TASK TO CARRY OUT ::
Select all lines in the records that include "uleiului".

RECORDS FOR PROCESSING ::
• • • • •

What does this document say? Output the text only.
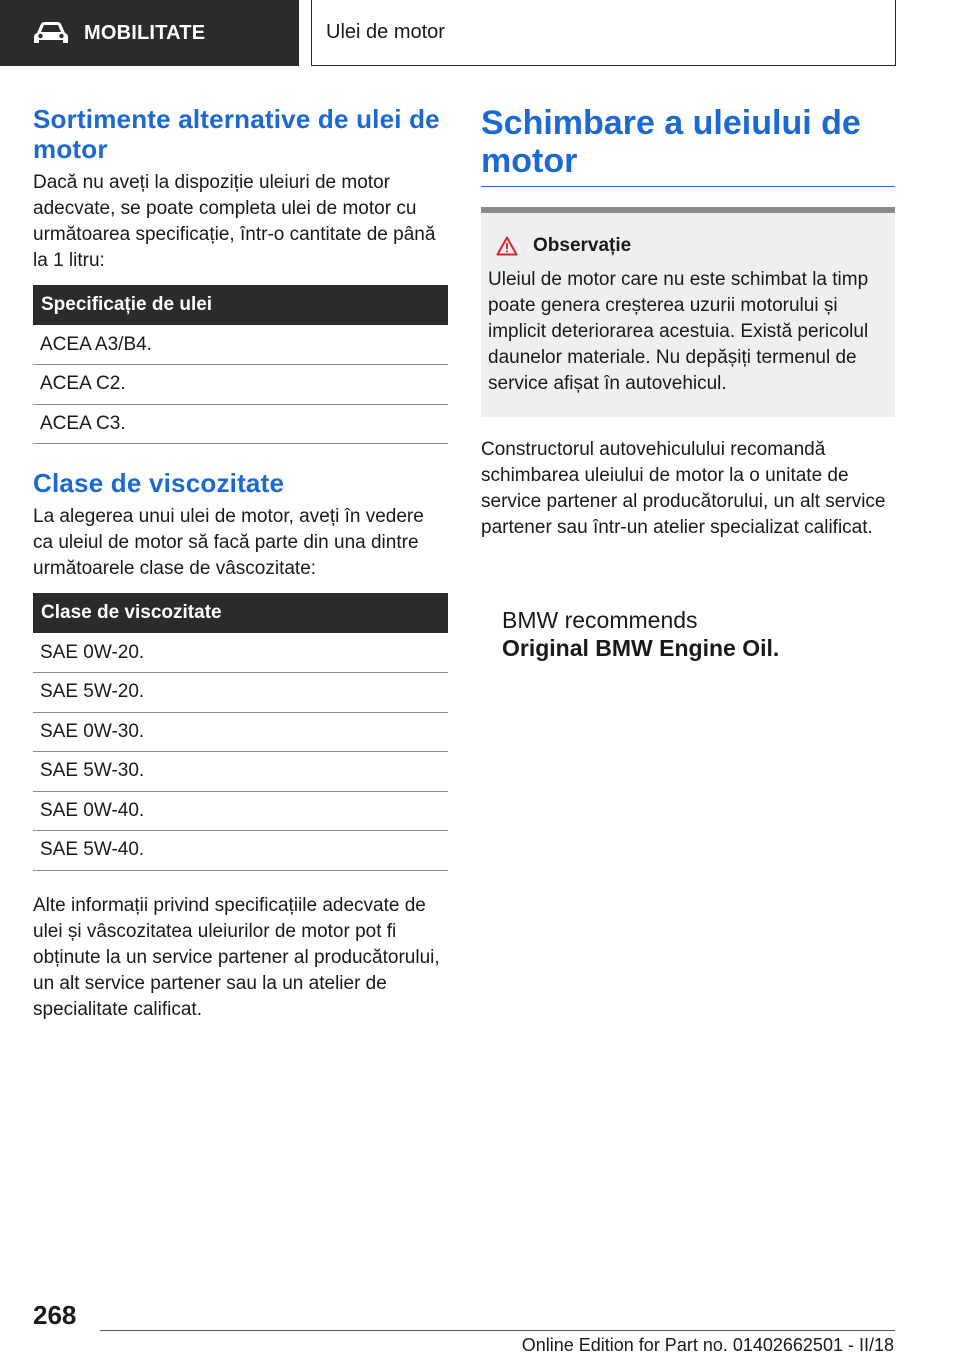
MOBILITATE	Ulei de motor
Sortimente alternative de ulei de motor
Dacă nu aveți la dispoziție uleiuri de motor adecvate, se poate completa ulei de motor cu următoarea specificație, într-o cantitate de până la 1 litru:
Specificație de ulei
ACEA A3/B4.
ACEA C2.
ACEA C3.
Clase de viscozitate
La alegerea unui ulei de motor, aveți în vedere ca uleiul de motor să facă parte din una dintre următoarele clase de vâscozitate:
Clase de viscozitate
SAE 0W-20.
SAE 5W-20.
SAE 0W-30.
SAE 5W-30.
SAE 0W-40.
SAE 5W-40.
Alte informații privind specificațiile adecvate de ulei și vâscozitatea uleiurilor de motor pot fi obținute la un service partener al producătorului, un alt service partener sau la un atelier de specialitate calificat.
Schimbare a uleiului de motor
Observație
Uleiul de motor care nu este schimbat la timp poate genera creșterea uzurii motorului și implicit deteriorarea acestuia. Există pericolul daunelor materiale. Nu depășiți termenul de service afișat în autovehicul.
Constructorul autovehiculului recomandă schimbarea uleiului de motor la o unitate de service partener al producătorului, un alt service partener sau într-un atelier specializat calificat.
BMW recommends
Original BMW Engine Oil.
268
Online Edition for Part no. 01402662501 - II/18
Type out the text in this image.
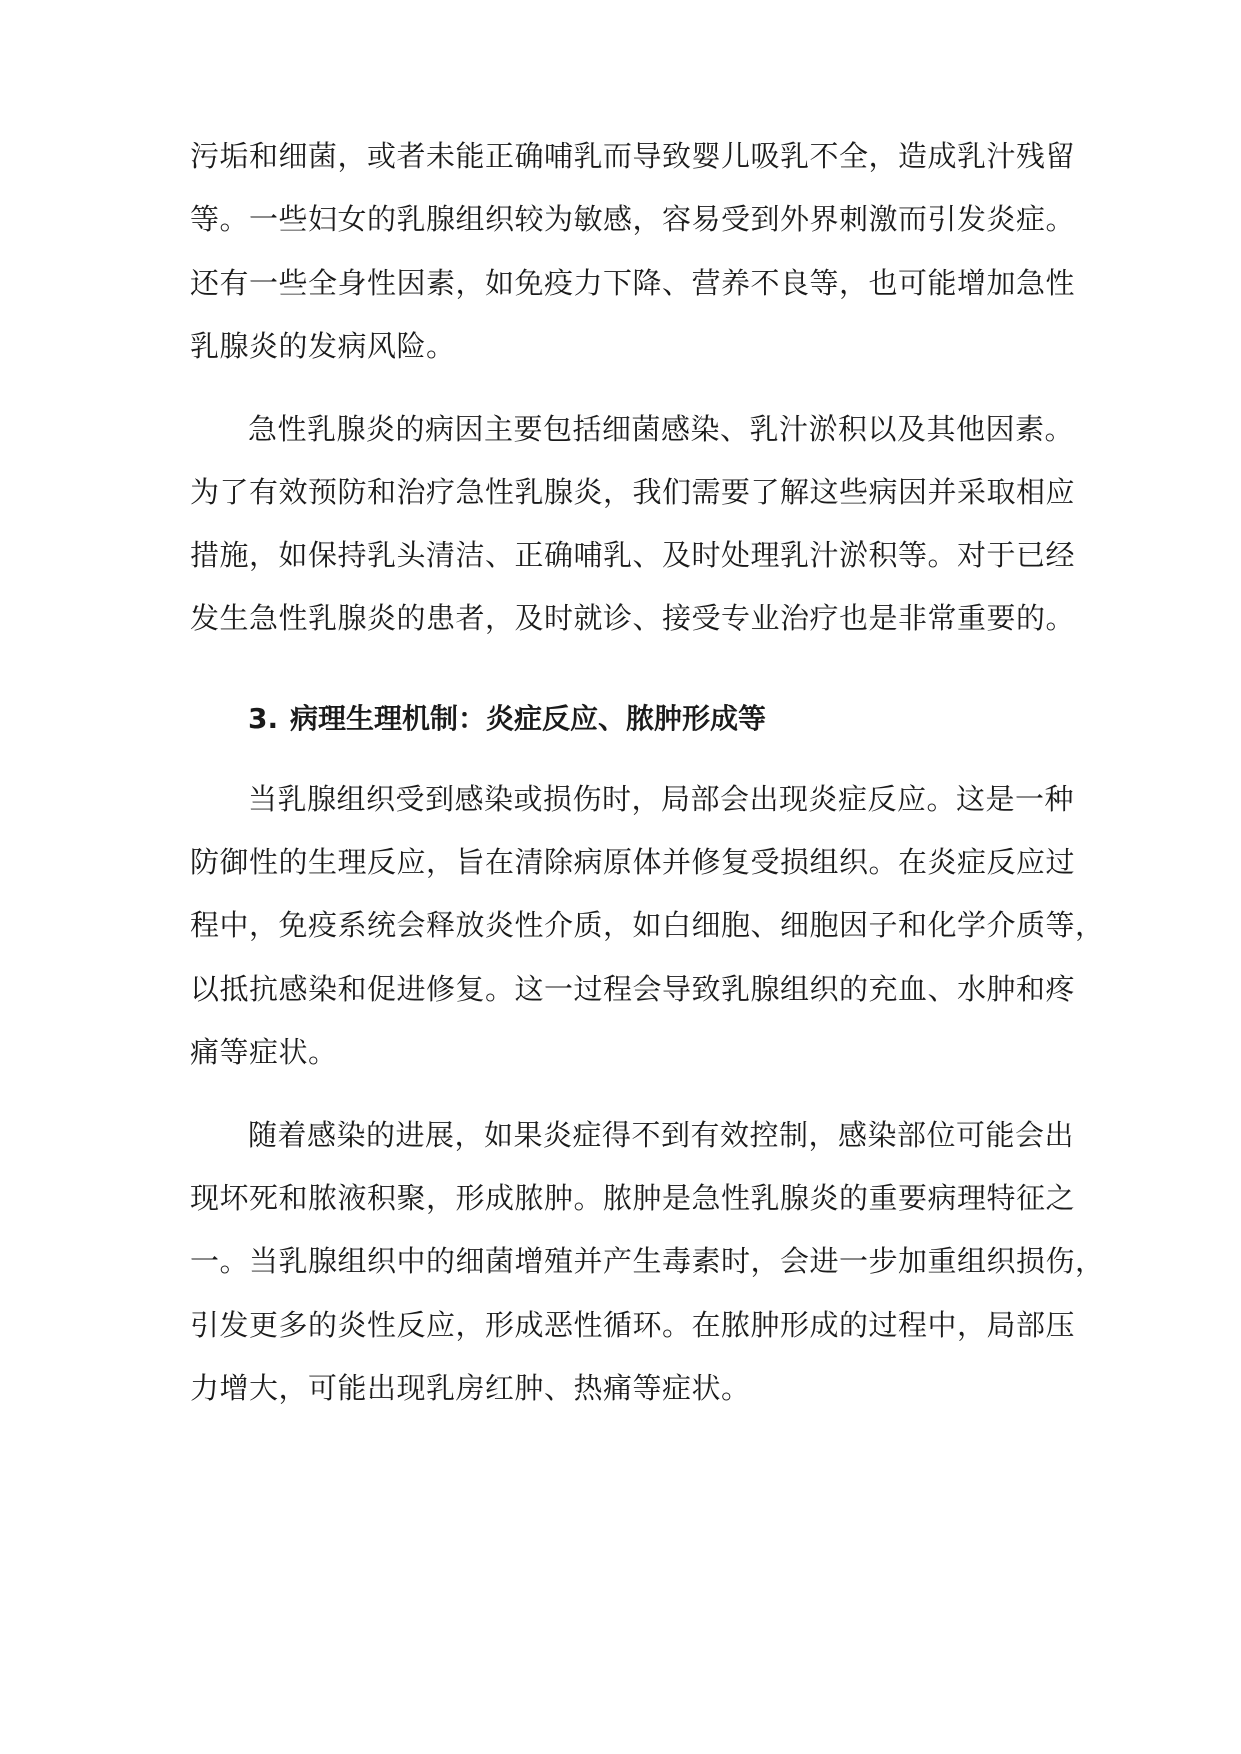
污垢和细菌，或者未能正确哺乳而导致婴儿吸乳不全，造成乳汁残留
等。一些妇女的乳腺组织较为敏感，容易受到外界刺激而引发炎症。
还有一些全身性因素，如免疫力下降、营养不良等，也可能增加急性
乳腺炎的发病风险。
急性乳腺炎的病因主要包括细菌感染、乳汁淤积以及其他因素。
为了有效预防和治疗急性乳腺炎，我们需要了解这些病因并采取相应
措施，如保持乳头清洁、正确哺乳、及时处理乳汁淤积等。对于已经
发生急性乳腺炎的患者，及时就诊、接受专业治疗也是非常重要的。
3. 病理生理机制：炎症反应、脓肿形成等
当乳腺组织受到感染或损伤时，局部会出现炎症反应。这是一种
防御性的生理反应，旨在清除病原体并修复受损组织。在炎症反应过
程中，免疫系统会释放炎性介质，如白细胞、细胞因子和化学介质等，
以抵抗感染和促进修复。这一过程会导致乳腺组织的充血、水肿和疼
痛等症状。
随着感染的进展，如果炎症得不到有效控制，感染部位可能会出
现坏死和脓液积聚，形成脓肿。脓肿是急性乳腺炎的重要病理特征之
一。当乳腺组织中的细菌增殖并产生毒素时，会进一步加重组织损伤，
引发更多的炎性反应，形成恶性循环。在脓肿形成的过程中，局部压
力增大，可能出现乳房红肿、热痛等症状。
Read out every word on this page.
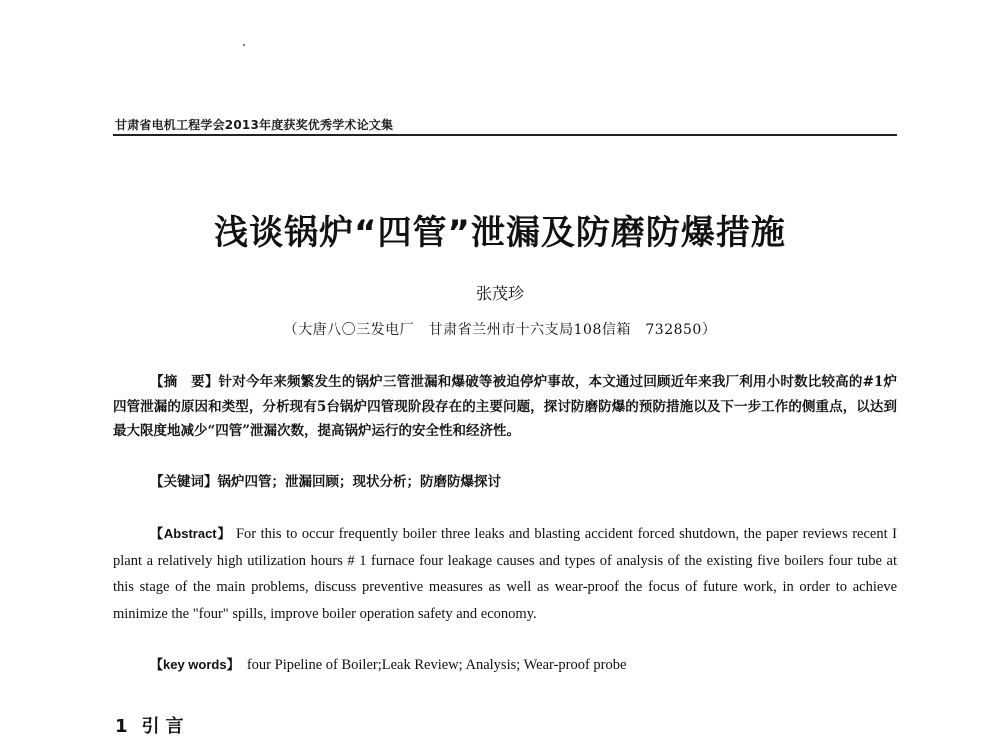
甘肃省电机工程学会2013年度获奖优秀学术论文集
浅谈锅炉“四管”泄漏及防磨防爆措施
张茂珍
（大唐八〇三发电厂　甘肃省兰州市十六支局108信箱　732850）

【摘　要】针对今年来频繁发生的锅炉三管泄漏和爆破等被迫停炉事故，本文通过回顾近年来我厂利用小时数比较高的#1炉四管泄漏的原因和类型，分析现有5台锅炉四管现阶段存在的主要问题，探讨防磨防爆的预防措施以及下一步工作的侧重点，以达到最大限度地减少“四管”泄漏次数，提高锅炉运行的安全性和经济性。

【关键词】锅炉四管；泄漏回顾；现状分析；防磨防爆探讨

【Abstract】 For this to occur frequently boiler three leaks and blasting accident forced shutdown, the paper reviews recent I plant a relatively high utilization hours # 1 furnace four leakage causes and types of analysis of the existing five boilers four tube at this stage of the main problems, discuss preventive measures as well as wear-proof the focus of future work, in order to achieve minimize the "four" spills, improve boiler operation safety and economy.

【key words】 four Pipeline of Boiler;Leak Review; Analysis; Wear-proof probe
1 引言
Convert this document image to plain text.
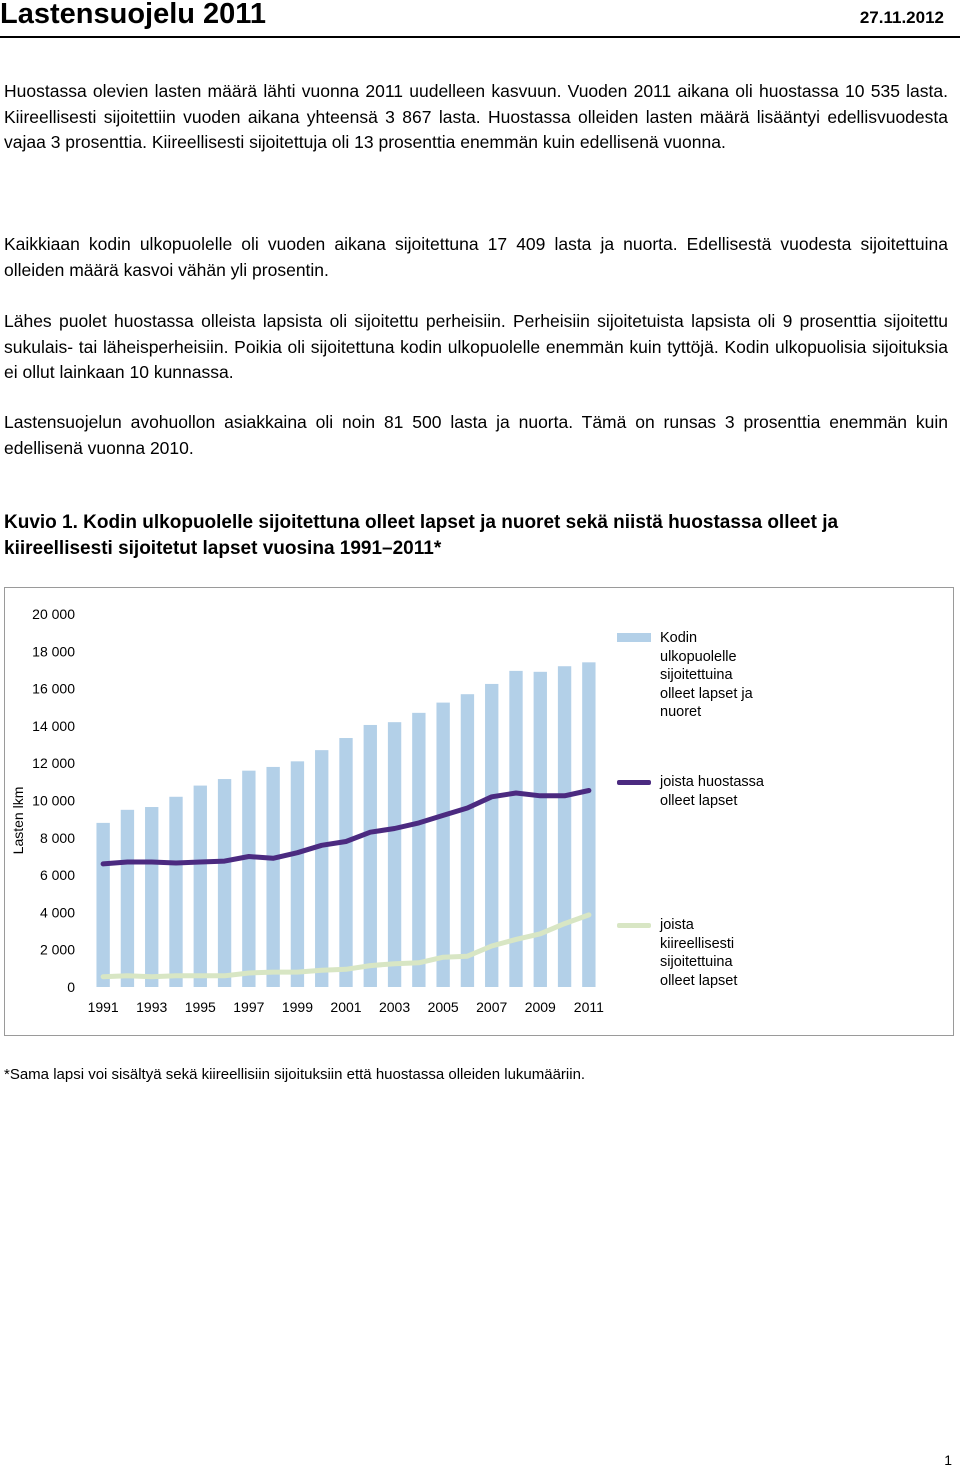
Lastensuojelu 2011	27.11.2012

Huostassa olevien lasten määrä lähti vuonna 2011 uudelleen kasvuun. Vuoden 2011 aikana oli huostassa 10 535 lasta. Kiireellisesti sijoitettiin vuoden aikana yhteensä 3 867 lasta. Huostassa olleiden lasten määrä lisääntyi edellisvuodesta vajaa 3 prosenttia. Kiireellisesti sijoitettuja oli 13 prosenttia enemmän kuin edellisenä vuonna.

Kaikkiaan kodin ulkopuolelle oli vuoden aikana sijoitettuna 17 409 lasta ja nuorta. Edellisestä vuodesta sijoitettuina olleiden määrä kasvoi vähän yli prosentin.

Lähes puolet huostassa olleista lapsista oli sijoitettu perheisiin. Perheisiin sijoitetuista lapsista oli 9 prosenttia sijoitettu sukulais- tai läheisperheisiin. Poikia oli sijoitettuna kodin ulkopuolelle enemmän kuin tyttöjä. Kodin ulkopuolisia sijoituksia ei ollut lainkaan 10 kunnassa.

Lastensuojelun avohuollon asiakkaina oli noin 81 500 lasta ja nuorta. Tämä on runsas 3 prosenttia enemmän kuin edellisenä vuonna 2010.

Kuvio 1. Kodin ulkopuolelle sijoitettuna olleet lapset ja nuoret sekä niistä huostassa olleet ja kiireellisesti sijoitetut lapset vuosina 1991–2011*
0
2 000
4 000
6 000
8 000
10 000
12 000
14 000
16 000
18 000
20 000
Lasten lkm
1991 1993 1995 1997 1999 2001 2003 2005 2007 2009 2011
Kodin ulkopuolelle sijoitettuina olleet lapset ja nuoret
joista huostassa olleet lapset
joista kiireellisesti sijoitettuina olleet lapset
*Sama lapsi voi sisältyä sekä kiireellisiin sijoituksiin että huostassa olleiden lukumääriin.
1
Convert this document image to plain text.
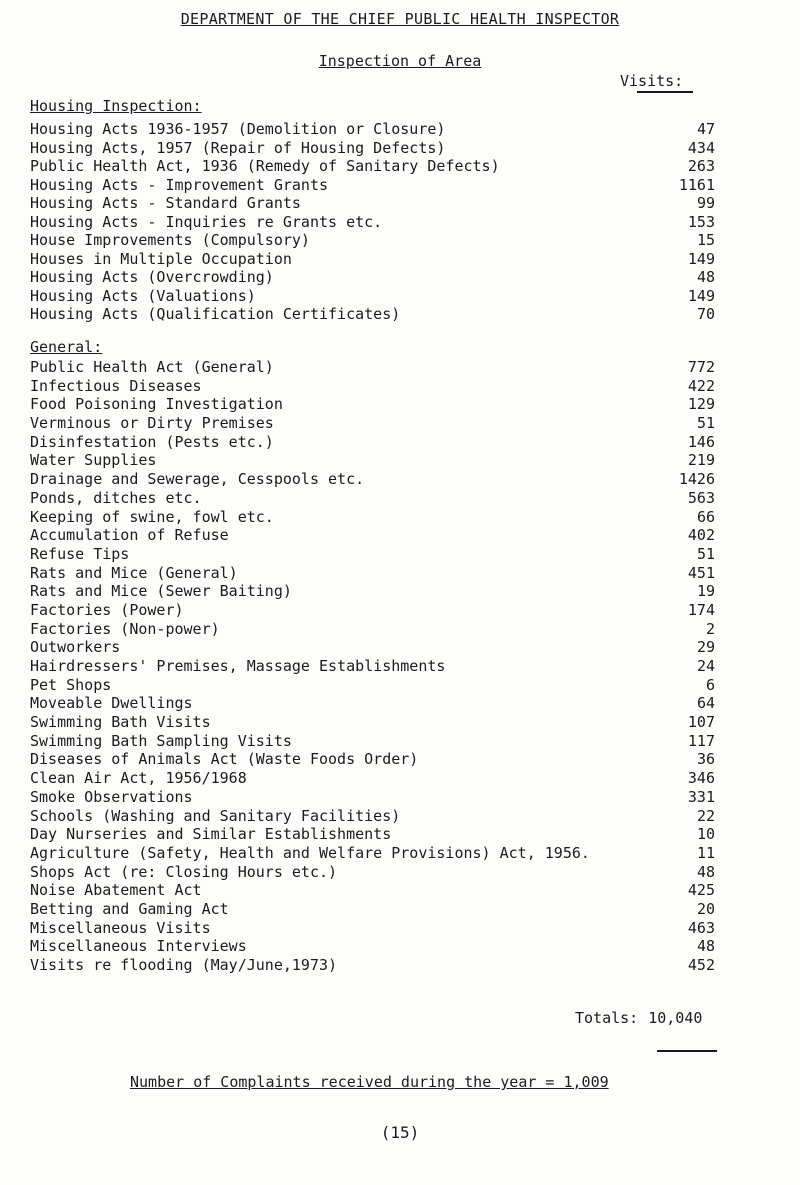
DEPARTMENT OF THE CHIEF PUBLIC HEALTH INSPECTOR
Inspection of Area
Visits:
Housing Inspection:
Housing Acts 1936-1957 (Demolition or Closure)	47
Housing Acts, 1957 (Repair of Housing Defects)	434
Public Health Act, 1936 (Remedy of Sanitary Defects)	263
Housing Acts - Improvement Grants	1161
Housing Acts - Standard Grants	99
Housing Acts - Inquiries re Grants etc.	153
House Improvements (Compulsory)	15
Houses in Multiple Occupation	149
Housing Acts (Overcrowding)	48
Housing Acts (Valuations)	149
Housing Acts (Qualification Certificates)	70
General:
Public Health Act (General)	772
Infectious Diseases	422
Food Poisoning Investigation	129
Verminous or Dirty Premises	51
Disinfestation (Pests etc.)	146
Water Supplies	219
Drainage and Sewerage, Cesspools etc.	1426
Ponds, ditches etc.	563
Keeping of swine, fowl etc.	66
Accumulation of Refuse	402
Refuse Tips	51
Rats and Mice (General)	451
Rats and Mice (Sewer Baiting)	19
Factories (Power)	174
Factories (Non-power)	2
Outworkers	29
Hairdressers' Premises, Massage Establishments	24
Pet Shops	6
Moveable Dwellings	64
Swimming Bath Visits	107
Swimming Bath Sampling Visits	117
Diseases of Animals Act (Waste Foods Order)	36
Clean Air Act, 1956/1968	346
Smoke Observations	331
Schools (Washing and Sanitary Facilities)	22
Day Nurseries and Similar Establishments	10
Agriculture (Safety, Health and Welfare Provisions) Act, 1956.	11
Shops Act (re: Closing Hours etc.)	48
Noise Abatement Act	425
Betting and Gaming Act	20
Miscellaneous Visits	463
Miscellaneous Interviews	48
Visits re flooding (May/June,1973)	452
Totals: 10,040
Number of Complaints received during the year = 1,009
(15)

• • • • •

FULL ANSWER ::
Schimbare a uleiului de motor
Constructorul autovehiculului recomandă schimbarea uleiului de motor la o unitate de service partener al producătorului, un alt service partener sau într-un atelier specializat calificat.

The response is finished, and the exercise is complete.